- [REQUIRED TASK] Your task is to reproduce the material exactly.

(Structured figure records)
=======

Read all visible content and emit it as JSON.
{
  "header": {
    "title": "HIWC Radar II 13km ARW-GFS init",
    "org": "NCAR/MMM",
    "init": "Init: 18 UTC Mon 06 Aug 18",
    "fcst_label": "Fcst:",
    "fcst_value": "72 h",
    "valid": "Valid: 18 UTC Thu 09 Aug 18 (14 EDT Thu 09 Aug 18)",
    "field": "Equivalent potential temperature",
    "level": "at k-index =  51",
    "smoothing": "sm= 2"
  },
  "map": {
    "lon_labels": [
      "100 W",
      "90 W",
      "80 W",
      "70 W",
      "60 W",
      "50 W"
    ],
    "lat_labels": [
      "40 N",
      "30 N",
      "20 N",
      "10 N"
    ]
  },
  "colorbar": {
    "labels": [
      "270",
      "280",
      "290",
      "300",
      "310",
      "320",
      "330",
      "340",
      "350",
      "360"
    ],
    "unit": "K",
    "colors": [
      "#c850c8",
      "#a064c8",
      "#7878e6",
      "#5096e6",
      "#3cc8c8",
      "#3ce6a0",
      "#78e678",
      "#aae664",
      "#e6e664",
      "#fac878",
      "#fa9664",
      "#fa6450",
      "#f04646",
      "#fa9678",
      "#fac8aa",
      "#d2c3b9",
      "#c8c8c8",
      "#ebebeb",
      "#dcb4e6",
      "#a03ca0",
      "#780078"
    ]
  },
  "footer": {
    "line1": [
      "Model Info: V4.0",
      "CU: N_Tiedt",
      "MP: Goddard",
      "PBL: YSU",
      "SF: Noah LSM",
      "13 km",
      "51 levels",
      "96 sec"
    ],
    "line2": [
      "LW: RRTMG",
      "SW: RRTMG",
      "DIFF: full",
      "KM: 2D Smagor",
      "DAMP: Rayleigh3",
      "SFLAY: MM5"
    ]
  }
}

=======

- [REPLY]
Read all visible content and emit it as JSON.
{
  "header": {
    "title": "HIWC Radar II 13km ARW-GFS init",
    "org": "NCAR/MMM",
    "init": "Init: 18 UTC Mon 06 Aug 18",
    "fcst_label": "Fcst:",
    "fcst_value": "72 h",
    "valid": "Valid: 18 UTC Thu 09 Aug 18 (14 EDT Thu 09 Aug 18)",
    "field": "Equivalent potential temperature",
    "level": "at k-index =  51",
    "smoothing": "sm= 2"
  },
  "map": {
    "lon_labels": [
      "100 W",
      "90 W",
      "80 W",
      "70 W",
      "60 W",
      "50 W"
    ],
    "lat_labels": [
      "40 N",
      "30 N",
      "20 N",
      "10 N"
    ]
  },
  "colorbar": {
    "labels": [
      "270",
      "280",
      "290",
      "300",
      "310",
      "320",
      "330",
      "340",
      "350",
      "360"
    ],
    "unit": "K",
    "colors": [
      "#c850c8",
      "#a064c8",
      "#7878e6",
      "#5096e6",
      "#3cc8c8",
      "#3ce6a0",
      "#78e678",
      "#aae664",
      "#e6e664",
      "#fac878",
      "#fa9664",
      "#fa6450",
      "#f04646",
      "#fa9678",
      "#fac8aa",
      "#d2c3b9",
      "#c8c8c8",
      "#ebebeb",
      "#dcb4e6",
      "#a03ca0",
      "#780078"
    ]
  },
  "footer": {
    "line1": [
      "Model Info: V4.0",
      "CU: N_Tiedt",
      "MP: Goddard",
      "PBL: YSU",
      "SF: Noah LSM",
      "13 km",
      "51 levels",
      "96 sec"
    ],
    "line2": [
      "LW: RRTMG",
      "SW: RRTMG",
      "DIFF: full",
      "KM: 2D Smagor",
      "DAMP: Rayleigh3",
      "SFLAY: MM5"
    ]
  }
}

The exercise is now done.